━━ Source material ━━

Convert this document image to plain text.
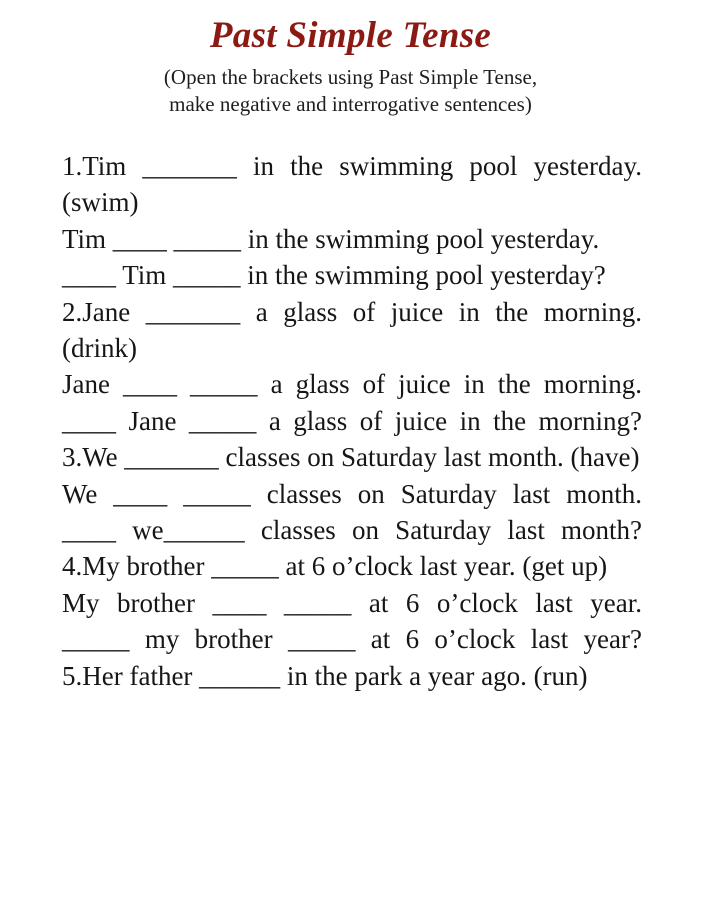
Past Simple Tense
(Open the brackets using Past Simple Tense,
make negative and interrogative sentences)
1.Tim _______ in the swimming pool yesterday. (swim)
Tim ____ _____ in the swimming pool yesterday.
____ Tim _____ in the swimming pool yesterday?
2.Jane _______ a glass of juice in the morning. (drink)
Jane ____ _____ a glass of juice in the morning.
____ Jane _____ a glass of juice in the morning?
3.We _______ classes on Saturday last month. (have)
We ____ _____ classes on Saturday last month.
____ we______ classes on Saturday last month?
4.My brother _____ at 6 o’clock last year. (get up)
My brother ____ _____ at 6 o’clock last year.
_____ my brother _____ at 6 o’clock last year?
5.Her father ______ in the park a year ago. (run)
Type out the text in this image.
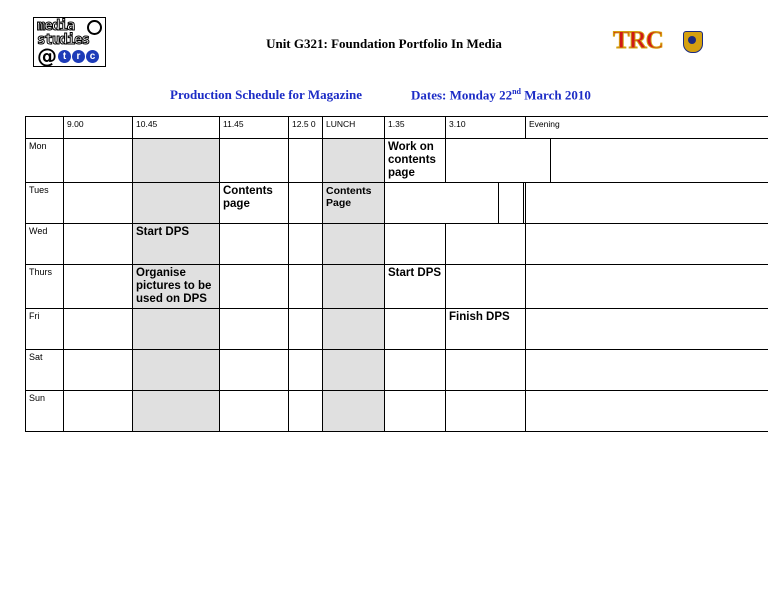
media
studies
@ t r c
Unit G321: Foundation Portfolio In Media	TRC
Production Schedule for Magazine	Dates: Monday 22nd March 2010
	9.00	10.45	11.45	12.5 0	LUNCH	1.35	3.10	Evening
Mon						Work on contents page		

Tues			Contents page		Contents Page		

Wed		Start DPS						
Thurs		Organise pictures to be used on DPS				Start DPS		
Fri							Finish DPS	
Sat								
Sun								
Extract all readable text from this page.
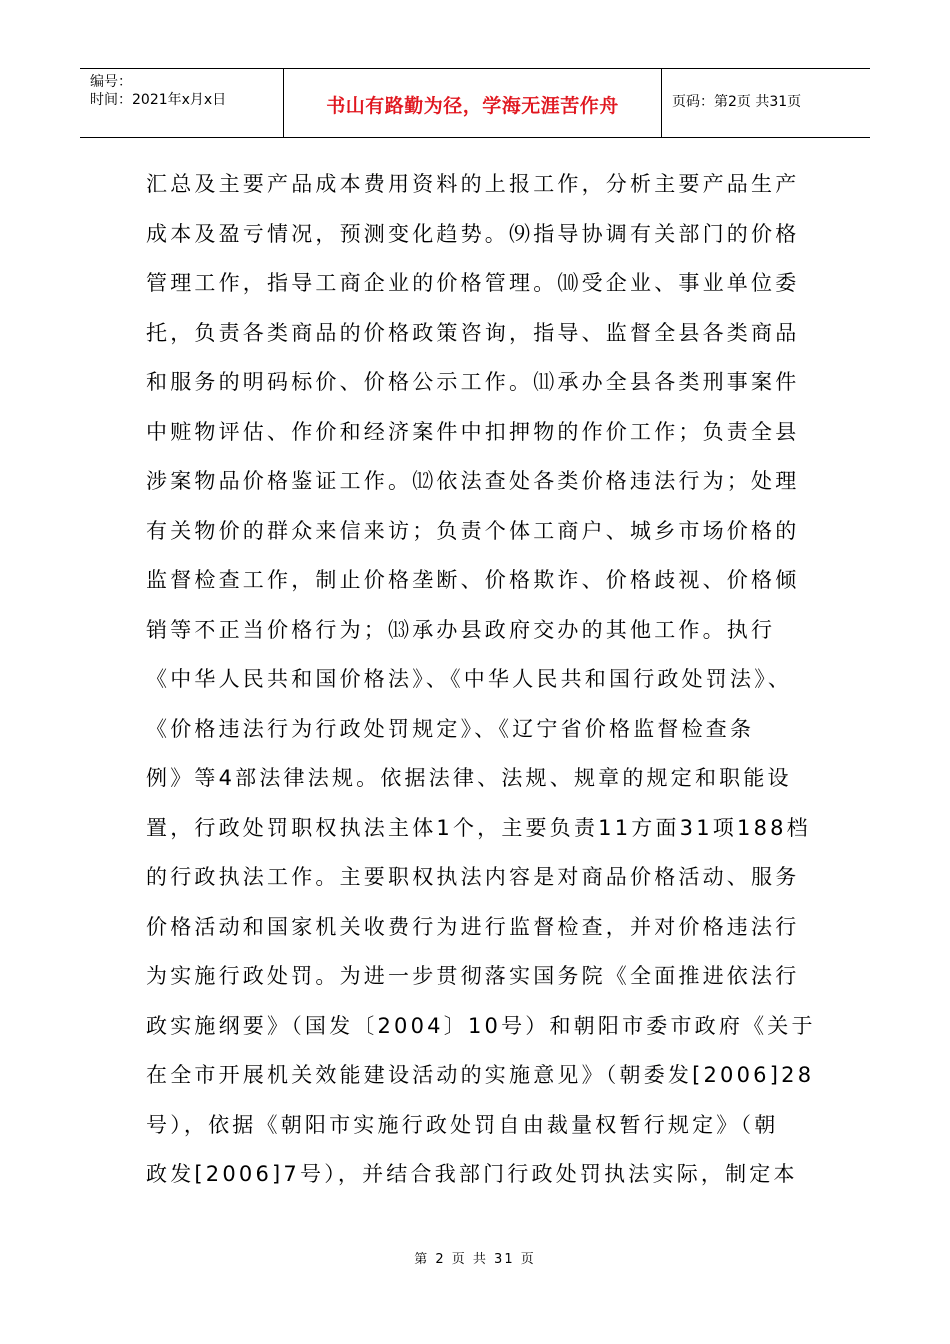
编号：
时间：2021年x月x日	书山有路勤为径，学海无涯苦作舟	页码：第2页 共31页
汇总及主要产品成本费用资料的上报工作，分析主要产品生产
成本及盈亏情况，预测变化趋势。⑼指导协调有关部门的价格
管理工作，指导工商企业的价格管理。⑽受企业、事业单位委
托，负责各类商品的价格政策咨询，指导、监督全县各类商品
和服务的明码标价、价格公示工作。⑾承办全县各类刑事案件
中赃物评估、作价和经济案件中扣押物的作价工作；负责全县
涉案物品价格鉴证工作。⑿依法查处各类价格违法行为；处理
有关物价的群众来信来访；负责个体工商户、城乡市场价格的
监督检查工作，制止价格垄断、价格欺诈、价格歧视、价格倾
销等不正当价格行为；⒀承办县政府交办的其他工作。执行
《中华人民共和国价格法》、《中华人民共和国行政处罚法》、
《价格违法行为行政处罚规定》、《辽宁省价格监督检查条
例》等4部法律法规。依据法律、法规、规章的规定和职能设
置，行政处罚职权执法主体1个，主要负责11方面31项188档
的行政执法工作。主要职权执法内容是对商品价格活动、服务
价格活动和国家机关收费行为进行监督检查，并对价格违法行
为实施行政处罚。为进一步贯彻落实国务院《全面推进依法行
政实施纲要》（国发〔2004〕10号）和朝阳市委市政府《关于
在全市开展机关效能建设活动的实施意见》（朝委发[2006]28
号），依据《朝阳市实施行政处罚自由裁量权暂行规定》（朝
政发[2006]7号），并结合我部门行政处罚执法实际，制定本
第 2 页 共 31 页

━━━

• [Task to carry out]: Copy every entry word for word, but omit the pictures.

• [Full output]:
Convert this document image to plain text.
Past Simple Tense
(Open the brackets using Past Simple Tense,
make negative and interrogative sentences)
1.Tim _______ in the swimming pool yesterday. (swim)
Tim ____ _____ in the swimming pool yesterday.
____ Tim _____ in the swimming pool yesterday?
2.Jane _______ a glass of juice in the morning. (drink)
Jane ____ _____ a glass of juice in the morning.
____ Jane _____ a glass of juice in the morning?
3.We _______ classes on Saturday last month. (have)
We ____ _____ classes on Saturday last month.
____ we______ classes on Saturday last month?
4.My brother _____ at 6 o’clock last year. (get up)
My brother ____ _____ at 6 o’clock last year.
_____ my brother _____ at 6 o’clock last year?
5.Her father ______ in the park a year ago. (run)
Type out the text in this image.
media
studies
@ t r c
Unit G321: Foundation Portfolio In Media	TRC
Production Schedule for Magazine	Dates: Monday 22nd March 2010
	9.00	10.45	11.45	12.5 0	LUNCH	1.35	3.10	Evening
Mon						Work on contents page		

Tues			Contents page		Contents Page		

Wed		Start DPS						
Thurs		Organise pictures to be used on DPS				Start DPS		
Fri							Finish DPS	
Sat								
Sun								
Extract all readable text from this page.
编号：
时间：2021年x月x日	书山有路勤为径，学海无涯苦作舟	页码：第2页 共31页
汇总及主要产品成本费用资料的上报工作，分析主要产品生产
成本及盈亏情况，预测变化趋势。⑼指导协调有关部门的价格
管理工作，指导工商企业的价格管理。⑽受企业、事业单位委
托，负责各类商品的价格政策咨询，指导、监督全县各类商品
和服务的明码标价、价格公示工作。⑾承办全县各类刑事案件
中赃物评估、作价和经济案件中扣押物的作价工作；负责全县
涉案物品价格鉴证工作。⑿依法查处各类价格违法行为；处理
有关物价的群众来信来访；负责个体工商户、城乡市场价格的
监督检查工作，制止价格垄断、价格欺诈、价格歧视、价格倾
销等不正当价格行为；⒀承办县政府交办的其他工作。执行
《中华人民共和国价格法》、《中华人民共和国行政处罚法》、
《价格违法行为行政处罚规定》、《辽宁省价格监督检查条
例》等4部法律法规。依据法律、法规、规章的规定和职能设
置，行政处罚职权执法主体1个，主要负责11方面31项188档
的行政执法工作。主要职权执法内容是对商品价格活动、服务
价格活动和国家机关收费行为进行监督检查，并对价格违法行
为实施行政处罚。为进一步贯彻落实国务院《全面推进依法行
政实施纲要》（国发〔2004〕10号）和朝阳市委市政府《关于
在全市开展机关效能建设活动的实施意见》（朝委发[2006]28
号），依据《朝阳市实施行政处罚自由裁量权暂行规定》（朝
政发[2006]7号），并结合我部门行政处罚执法实际，制定本
第 2 页 共 31 页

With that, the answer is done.